ABOUT THIS EXERCISE: The answer must consist of each line below that contains the string "header".

PROVIDED DATA:
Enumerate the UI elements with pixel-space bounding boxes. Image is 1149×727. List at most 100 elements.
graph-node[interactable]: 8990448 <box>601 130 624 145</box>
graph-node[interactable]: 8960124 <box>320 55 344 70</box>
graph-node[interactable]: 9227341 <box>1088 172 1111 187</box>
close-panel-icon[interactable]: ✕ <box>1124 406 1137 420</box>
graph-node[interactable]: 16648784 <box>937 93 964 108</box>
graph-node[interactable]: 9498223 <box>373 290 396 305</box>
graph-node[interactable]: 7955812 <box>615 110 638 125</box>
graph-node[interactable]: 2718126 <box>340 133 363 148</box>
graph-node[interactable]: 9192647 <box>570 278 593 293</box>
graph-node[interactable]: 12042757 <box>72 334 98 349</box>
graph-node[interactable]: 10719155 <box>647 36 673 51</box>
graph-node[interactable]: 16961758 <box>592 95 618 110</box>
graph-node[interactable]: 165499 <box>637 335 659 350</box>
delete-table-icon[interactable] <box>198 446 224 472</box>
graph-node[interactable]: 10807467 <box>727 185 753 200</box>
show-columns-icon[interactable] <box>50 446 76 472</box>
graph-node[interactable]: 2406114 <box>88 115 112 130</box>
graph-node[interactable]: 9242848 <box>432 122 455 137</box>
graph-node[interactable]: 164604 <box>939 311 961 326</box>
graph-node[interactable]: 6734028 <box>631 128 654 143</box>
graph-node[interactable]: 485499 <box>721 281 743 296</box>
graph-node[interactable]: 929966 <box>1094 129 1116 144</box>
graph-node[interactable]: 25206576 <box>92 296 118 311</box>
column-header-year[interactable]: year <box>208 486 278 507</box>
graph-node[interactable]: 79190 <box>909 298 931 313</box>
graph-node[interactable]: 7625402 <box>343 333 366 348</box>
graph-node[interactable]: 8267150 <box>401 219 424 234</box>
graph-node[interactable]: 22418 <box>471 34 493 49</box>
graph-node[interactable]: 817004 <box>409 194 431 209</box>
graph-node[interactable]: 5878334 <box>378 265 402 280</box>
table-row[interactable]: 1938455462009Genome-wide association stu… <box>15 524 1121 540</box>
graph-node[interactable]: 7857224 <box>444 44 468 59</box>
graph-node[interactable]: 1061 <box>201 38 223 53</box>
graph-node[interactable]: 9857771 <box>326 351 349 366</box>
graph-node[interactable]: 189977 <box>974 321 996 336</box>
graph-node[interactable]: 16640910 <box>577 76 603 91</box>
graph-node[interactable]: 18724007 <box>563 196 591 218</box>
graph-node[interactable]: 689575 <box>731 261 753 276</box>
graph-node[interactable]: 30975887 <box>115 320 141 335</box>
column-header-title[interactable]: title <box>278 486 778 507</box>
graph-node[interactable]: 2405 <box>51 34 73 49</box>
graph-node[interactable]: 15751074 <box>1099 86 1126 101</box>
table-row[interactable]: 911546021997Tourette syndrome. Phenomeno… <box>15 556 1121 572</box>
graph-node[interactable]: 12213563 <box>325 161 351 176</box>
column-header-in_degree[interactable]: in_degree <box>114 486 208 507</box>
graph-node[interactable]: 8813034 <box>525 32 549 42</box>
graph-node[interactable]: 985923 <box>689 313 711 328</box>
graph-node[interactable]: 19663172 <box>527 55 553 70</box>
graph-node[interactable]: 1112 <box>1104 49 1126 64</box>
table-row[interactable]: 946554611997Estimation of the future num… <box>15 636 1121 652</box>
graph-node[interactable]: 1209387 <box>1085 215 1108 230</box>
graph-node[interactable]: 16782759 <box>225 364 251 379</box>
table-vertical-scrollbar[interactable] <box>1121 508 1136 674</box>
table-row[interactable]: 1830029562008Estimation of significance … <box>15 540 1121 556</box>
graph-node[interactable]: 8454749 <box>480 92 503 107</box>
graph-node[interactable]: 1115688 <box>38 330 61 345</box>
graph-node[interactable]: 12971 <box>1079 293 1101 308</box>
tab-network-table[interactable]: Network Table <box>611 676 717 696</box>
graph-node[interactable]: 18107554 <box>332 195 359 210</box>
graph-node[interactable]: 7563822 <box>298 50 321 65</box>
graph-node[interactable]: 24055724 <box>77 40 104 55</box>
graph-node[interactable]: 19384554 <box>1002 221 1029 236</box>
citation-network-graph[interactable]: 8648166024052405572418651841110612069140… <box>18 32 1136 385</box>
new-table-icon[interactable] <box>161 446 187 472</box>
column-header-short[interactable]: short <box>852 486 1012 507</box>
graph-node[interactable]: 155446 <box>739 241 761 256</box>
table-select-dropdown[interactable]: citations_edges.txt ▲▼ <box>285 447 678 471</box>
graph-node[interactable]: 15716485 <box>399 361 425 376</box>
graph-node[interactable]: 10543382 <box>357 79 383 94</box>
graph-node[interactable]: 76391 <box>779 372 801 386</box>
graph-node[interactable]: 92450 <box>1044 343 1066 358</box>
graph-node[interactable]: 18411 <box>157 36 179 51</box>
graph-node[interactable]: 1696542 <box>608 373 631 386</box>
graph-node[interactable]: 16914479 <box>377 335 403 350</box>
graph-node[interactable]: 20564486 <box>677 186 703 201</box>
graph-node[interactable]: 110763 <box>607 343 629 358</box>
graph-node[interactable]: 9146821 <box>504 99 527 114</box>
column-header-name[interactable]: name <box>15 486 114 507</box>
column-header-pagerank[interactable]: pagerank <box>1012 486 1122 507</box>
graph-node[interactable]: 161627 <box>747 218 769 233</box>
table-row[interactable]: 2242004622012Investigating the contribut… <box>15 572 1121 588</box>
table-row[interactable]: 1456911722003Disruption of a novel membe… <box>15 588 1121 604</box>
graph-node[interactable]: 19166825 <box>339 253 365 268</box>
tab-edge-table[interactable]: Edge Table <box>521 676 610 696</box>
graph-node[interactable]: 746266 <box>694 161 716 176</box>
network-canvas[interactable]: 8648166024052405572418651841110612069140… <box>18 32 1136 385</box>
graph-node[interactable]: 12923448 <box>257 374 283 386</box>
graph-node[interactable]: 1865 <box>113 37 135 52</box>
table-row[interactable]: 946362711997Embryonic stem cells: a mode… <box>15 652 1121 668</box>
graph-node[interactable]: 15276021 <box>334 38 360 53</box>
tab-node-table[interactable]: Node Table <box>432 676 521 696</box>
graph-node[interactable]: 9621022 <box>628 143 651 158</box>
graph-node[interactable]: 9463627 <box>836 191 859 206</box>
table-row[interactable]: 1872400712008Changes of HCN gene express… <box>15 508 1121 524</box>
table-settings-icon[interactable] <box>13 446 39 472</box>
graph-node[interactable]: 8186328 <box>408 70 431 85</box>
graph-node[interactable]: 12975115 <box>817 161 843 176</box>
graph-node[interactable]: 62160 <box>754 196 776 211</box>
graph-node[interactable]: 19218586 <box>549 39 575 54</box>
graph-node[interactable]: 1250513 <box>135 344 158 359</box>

SOLUTION BELOW:
column-header-year[interactable]: year <box>208 486 278 507</box>
column-header-title[interactable]: title <box>278 486 778 507</box>
column-header-in_degree[interactable]: in_degree <box>114 486 208 507</box>
column-header-short[interactable]: short <box>852 486 1012 507</box>
column-header-name[interactable]: name <box>15 486 114 507</box>
column-header-pagerank[interactable]: pagerank <box>1012 486 1122 507</box>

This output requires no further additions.